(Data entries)
------------------------------

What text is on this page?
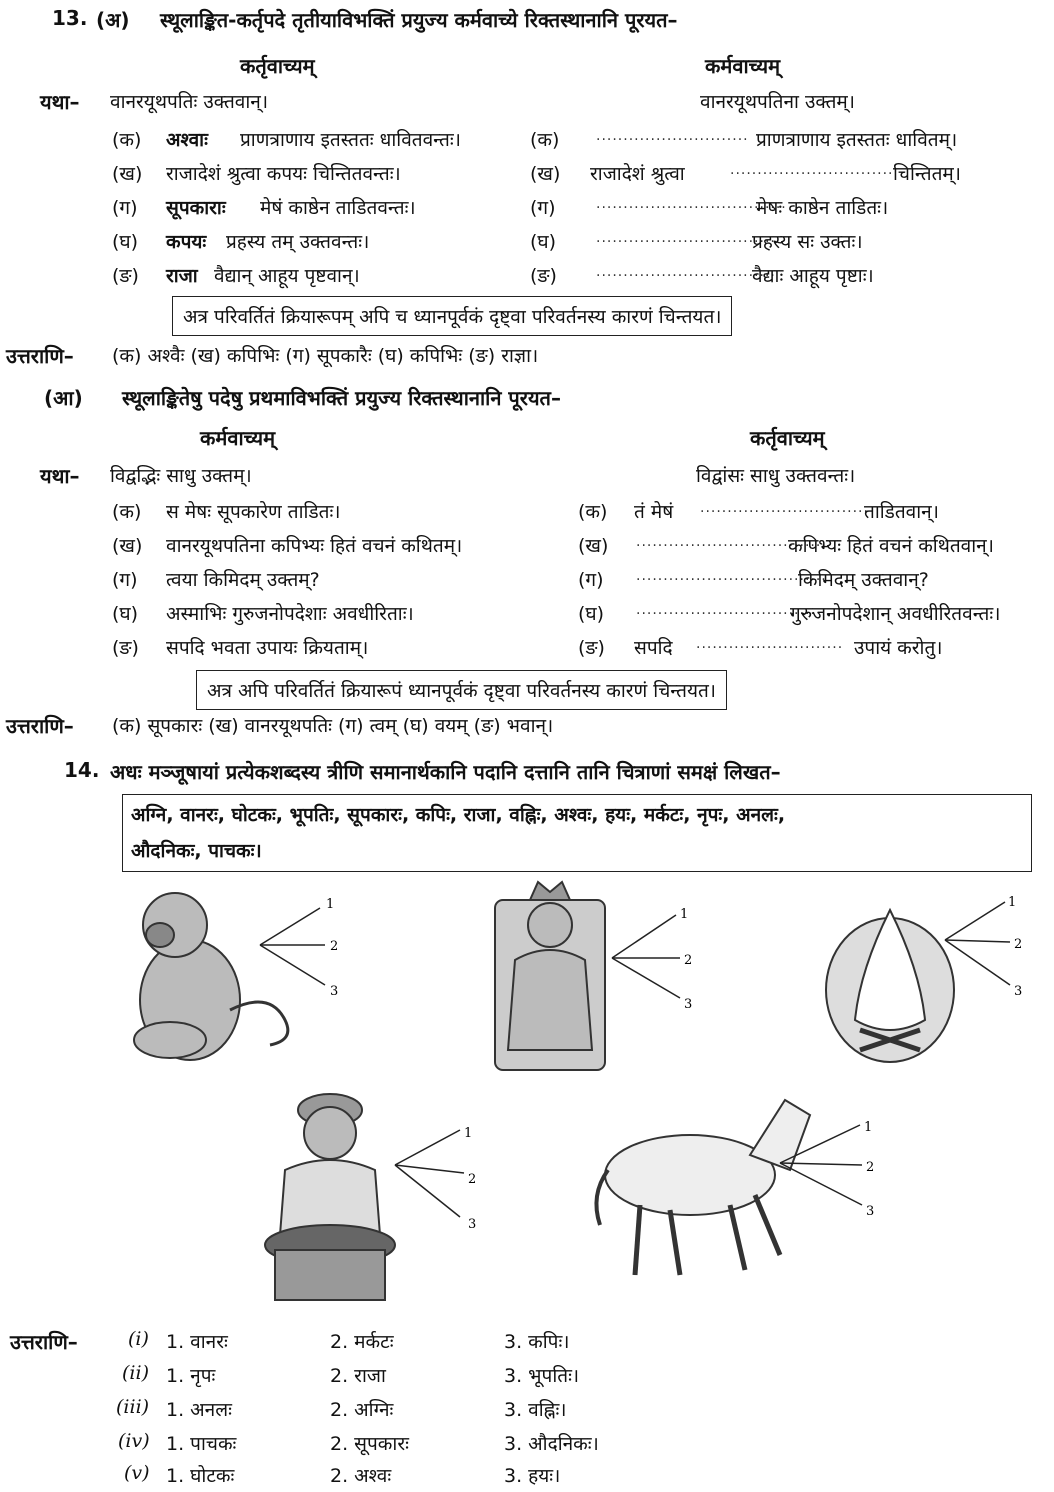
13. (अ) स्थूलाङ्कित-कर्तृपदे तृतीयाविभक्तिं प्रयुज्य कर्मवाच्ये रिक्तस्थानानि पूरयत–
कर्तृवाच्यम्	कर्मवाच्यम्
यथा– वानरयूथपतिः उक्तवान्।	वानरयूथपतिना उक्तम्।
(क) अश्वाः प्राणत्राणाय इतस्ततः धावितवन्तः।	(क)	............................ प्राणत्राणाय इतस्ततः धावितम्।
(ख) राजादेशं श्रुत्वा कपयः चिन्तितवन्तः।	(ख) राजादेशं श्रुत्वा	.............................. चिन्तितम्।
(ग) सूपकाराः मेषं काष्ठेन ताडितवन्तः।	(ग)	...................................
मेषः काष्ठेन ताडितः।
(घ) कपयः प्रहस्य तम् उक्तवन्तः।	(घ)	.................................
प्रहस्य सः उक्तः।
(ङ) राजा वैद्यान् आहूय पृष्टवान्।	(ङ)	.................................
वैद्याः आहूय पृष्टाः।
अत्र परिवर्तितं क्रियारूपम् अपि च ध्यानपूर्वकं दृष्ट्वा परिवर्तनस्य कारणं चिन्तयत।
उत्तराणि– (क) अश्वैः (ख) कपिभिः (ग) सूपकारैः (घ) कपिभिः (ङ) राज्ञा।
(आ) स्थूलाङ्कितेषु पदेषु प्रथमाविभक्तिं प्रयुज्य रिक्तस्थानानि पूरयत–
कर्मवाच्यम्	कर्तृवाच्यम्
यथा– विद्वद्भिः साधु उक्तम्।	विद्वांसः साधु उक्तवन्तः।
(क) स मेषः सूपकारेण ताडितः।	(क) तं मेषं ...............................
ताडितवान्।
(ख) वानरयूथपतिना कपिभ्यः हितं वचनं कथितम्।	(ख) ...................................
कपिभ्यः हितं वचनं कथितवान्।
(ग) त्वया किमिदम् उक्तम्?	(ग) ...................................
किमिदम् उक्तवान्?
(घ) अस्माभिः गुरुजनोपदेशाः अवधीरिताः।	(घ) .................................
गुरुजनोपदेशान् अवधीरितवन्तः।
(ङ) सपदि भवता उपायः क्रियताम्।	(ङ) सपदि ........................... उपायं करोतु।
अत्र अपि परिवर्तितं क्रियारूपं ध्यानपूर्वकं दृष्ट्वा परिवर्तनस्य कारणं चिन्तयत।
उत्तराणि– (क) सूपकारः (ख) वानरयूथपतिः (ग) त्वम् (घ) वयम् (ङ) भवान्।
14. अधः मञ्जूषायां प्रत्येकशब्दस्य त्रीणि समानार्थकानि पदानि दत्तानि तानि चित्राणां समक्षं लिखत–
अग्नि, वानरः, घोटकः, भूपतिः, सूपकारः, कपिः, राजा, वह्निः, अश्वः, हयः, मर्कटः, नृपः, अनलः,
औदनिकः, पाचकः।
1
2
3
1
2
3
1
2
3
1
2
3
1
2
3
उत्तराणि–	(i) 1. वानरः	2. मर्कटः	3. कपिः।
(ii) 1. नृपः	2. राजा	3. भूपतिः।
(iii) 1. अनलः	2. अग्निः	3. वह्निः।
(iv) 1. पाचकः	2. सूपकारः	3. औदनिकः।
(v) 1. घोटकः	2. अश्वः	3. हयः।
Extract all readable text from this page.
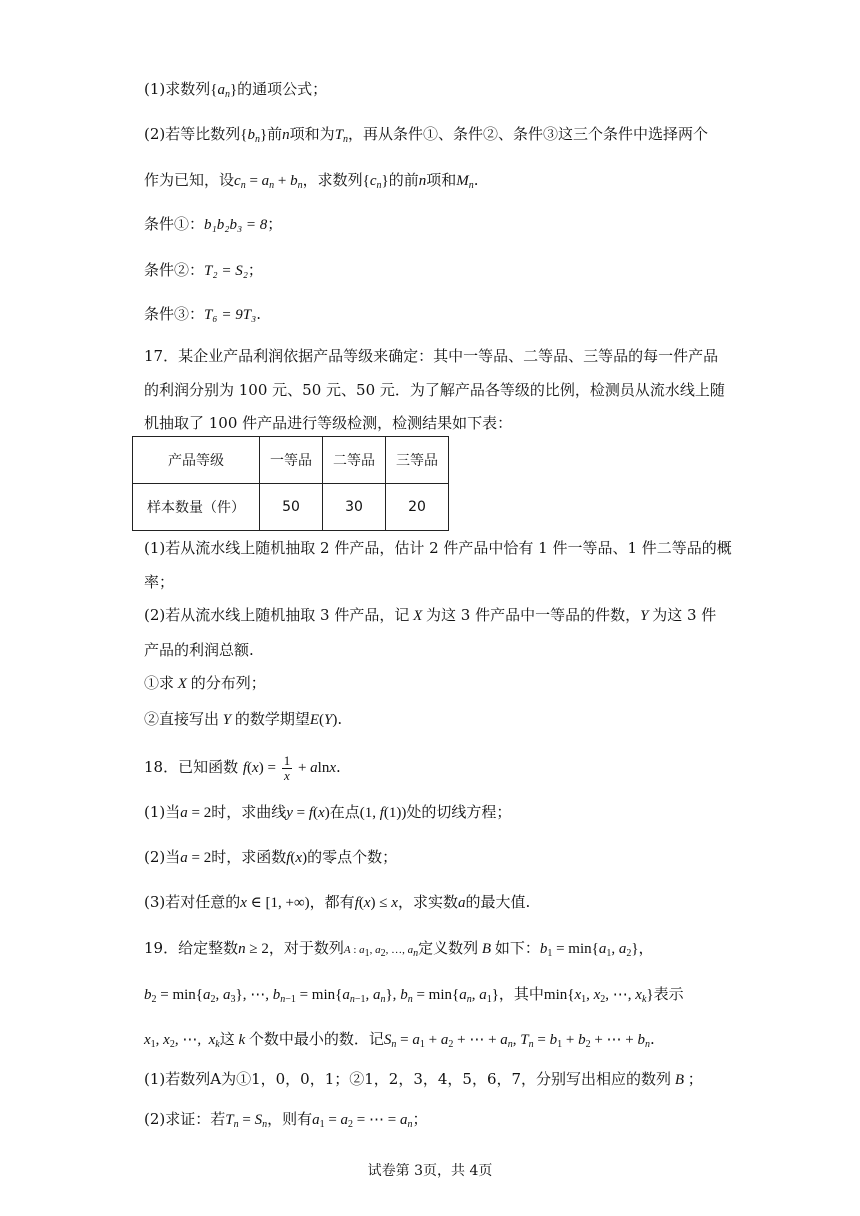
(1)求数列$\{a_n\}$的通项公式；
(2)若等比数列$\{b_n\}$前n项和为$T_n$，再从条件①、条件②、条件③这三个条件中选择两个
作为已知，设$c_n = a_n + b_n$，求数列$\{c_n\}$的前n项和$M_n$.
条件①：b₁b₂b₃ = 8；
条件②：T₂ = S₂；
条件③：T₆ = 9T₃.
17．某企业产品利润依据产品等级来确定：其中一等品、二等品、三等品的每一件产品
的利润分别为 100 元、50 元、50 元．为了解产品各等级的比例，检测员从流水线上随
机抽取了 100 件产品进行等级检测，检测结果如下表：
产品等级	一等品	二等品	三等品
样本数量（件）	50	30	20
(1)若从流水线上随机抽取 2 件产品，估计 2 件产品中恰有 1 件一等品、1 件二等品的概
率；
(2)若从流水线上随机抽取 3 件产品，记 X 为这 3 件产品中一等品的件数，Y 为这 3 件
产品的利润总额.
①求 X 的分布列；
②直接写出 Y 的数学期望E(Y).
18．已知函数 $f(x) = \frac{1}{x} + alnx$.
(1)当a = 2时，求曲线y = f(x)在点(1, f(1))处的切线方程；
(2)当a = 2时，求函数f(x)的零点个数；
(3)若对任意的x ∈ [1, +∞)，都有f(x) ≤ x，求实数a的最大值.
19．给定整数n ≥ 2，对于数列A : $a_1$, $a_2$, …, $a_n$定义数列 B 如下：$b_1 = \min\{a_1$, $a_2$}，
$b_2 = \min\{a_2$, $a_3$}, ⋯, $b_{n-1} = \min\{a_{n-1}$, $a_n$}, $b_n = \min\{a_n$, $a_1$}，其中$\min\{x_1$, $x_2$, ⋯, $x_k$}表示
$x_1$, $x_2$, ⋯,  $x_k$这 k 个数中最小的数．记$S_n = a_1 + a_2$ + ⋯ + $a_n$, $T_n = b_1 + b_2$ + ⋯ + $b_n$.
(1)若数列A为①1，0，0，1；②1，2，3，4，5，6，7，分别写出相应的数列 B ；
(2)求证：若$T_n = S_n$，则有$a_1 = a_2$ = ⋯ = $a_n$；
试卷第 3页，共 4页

------------------------------

*EXERCISE*. State how many lines of the listing above include the word "若从流水线上随机抽取". Give nothing but the number.

*ANSWER TO THE EXERCISE*. 2